GOAL OF THE EXERCISE:
Provide a verbatim copy of the data below.

Dataset rows for apps and sites:
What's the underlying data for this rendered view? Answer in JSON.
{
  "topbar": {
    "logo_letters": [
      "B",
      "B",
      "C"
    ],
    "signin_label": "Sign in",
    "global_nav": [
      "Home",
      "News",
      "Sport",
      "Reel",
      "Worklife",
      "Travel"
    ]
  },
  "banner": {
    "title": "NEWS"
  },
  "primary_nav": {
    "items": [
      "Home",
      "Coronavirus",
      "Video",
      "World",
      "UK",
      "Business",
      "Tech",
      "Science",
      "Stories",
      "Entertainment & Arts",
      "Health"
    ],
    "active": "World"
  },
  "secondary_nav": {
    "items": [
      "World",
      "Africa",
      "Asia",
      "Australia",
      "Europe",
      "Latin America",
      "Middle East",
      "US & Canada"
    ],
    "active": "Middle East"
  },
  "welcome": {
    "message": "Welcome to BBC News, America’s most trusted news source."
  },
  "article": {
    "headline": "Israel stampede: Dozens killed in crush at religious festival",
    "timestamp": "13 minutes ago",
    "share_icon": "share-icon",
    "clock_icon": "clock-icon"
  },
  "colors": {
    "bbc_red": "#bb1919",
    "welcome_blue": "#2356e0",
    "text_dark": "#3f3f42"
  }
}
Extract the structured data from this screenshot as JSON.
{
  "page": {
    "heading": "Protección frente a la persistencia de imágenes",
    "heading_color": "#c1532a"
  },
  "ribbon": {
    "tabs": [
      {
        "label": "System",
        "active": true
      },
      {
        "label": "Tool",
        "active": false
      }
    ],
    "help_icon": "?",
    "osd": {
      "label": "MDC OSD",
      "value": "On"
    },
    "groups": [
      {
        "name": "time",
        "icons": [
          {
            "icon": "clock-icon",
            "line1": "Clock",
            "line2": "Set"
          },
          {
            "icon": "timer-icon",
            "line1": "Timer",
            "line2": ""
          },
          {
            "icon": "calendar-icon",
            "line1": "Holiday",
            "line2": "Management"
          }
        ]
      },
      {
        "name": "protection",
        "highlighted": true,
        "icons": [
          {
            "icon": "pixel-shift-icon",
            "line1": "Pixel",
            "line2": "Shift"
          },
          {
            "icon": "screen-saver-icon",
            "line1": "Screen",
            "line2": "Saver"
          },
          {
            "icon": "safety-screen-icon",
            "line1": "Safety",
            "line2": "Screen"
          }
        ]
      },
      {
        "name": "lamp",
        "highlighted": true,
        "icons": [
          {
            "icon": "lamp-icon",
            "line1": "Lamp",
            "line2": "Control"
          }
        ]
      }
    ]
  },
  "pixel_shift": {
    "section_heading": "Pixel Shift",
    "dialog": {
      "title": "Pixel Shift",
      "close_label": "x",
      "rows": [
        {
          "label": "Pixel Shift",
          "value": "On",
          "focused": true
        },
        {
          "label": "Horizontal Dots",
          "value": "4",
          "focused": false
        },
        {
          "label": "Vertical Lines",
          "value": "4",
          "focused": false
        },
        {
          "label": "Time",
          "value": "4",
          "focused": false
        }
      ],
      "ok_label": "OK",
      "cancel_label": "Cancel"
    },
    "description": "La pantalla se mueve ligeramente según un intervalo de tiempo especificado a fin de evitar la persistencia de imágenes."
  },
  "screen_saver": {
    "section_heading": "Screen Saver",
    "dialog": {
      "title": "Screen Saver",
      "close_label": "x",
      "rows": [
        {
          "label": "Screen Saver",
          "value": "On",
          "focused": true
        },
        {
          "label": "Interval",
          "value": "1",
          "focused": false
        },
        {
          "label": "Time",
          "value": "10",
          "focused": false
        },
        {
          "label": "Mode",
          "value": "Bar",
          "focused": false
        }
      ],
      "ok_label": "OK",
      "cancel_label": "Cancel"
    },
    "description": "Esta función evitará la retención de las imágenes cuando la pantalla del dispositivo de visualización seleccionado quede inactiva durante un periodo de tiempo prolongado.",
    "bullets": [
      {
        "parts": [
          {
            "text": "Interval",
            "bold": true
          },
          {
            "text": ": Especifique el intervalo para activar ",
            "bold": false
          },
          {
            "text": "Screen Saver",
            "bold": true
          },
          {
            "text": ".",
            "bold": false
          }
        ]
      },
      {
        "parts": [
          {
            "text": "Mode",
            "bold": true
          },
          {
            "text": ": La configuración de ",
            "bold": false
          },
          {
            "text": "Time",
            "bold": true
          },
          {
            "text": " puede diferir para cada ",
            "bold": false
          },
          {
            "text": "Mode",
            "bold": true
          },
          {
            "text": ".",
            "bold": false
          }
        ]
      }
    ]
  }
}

EXERCISE ANSWER:
What's the underlying data for this rendered view? Answer in JSON.
{
  "topbar": {
    "logo_letters": [
      "B",
      "B",
      "C"
    ],
    "signin_label": "Sign in",
    "global_nav": [
      "Home",
      "News",
      "Sport",
      "Reel",
      "Worklife",
      "Travel"
    ]
  },
  "banner": {
    "title": "NEWS"
  },
  "primary_nav": {
    "items": [
      "Home",
      "Coronavirus",
      "Video",
      "World",
      "UK",
      "Business",
      "Tech",
      "Science",
      "Stories",
      "Entertainment & Arts",
      "Health"
    ],
    "active": "World"
  },
  "secondary_nav": {
    "items": [
      "World",
      "Africa",
      "Asia",
      "Australia",
      "Europe",
      "Latin America",
      "Middle East",
      "US & Canada"
    ],
    "active": "Middle East"
  },
  "welcome": {
    "message": "Welcome to BBC News, America’s most trusted news source."
  },
  "article": {
    "headline": "Israel stampede: Dozens killed in crush at religious festival",
    "timestamp": "13 minutes ago",
    "share_icon": "share-icon",
    "clock_icon": "clock-icon"
  },
  "colors": {
    "bbc_red": "#bb1919",
    "welcome_blue": "#2356e0",
    "text_dark": "#3f3f42"
  }
}
Extract the structured data from this screenshot as JSON.
{
  "page": {
    "heading": "Protección frente a la persistencia de imágenes",
    "heading_color": "#c1532a"
  },
  "ribbon": {
    "tabs": [
      {
        "label": "System",
        "active": true
      },
      {
        "label": "Tool",
        "active": false
      }
    ],
    "help_icon": "?",
    "osd": {
      "label": "MDC OSD",
      "value": "On"
    },
    "groups": [
      {
        "name": "time",
        "icons": [
          {
            "icon": "clock-icon",
            "line1": "Clock",
            "line2": "Set"
          },
          {
            "icon": "timer-icon",
            "line1": "Timer",
            "line2": ""
          },
          {
            "icon": "calendar-icon",
            "line1": "Holiday",
            "line2": "Management"
          }
        ]
      },
      {
        "name": "protection",
        "highlighted": true,
        "icons": [
          {
            "icon": "pixel-shift-icon",
            "line1": "Pixel",
            "line2": "Shift"
          },
          {
            "icon": "screen-saver-icon",
            "line1": "Screen",
            "line2": "Saver"
          },
          {
            "icon": "safety-screen-icon",
            "line1": "Safety",
            "line2": "Screen"
          }
        ]
      },
      {
        "name": "lamp",
        "highlighted": true,
        "icons": [
          {
            "icon": "lamp-icon",
            "line1": "Lamp",
            "line2": "Control"
          }
        ]
      }
    ]
  },
  "pixel_shift": {
    "section_heading": "Pixel Shift",
    "dialog": {
      "title": "Pixel Shift",
      "close_label": "x",
      "rows": [
        {
          "label": "Pixel Shift",
          "value": "On",
          "focused": true
        },
        {
          "label": "Horizontal Dots",
          "value": "4",
          "focused": false
        },
        {
          "label": "Vertical Lines",
          "value": "4",
          "focused": false
        },
        {
          "label": "Time",
          "value": "4",
          "focused": false
        }
      ],
      "ok_label": "OK",
      "cancel_label": "Cancel"
    },
    "description": "La pantalla se mueve ligeramente según un intervalo de tiempo especificado a fin de evitar la persistencia de imágenes."
  },
  "screen_saver": {
    "section_heading": "Screen Saver",
    "dialog": {
      "title": "Screen Saver",
      "close_label": "x",
      "rows": [
        {
          "label": "Screen Saver",
          "value": "On",
          "focused": true
        },
        {
          "label": "Interval",
          "value": "1",
          "focused": false
        },
        {
          "label": "Time",
          "value": "10",
          "focused": false
        },
        {
          "label": "Mode",
          "value": "Bar",
          "focused": false
        }
      ],
      "ok_label": "OK",
      "cancel_label": "Cancel"
    },
    "description": "Esta función evitará la retención de las imágenes cuando la pantalla del dispositivo de visualización seleccionado quede inactiva durante un periodo de tiempo prolongado.",
    "bullets": [
      {
        "parts": [
          {
            "text": "Interval",
            "bold": true
          },
          {
            "text": ": Especifique el intervalo para activar ",
            "bold": false
          },
          {
            "text": "Screen Saver",
            "bold": true
          },
          {
            "text": ".",
            "bold": false
          }
        ]
      },
      {
        "parts": [
          {
            "text": "Mode",
            "bold": true
          },
          {
            "text": ": La configuración de ",
            "bold": false
          },
          {
            "text": "Time",
            "bold": true
          },
          {
            "text": " puede diferir para cada ",
            "bold": false
          },
          {
            "text": "Mode",
            "bold": true
          },
          {
            "text": ".",
            "bold": false
          }
        ]
      }
    ]
  }
}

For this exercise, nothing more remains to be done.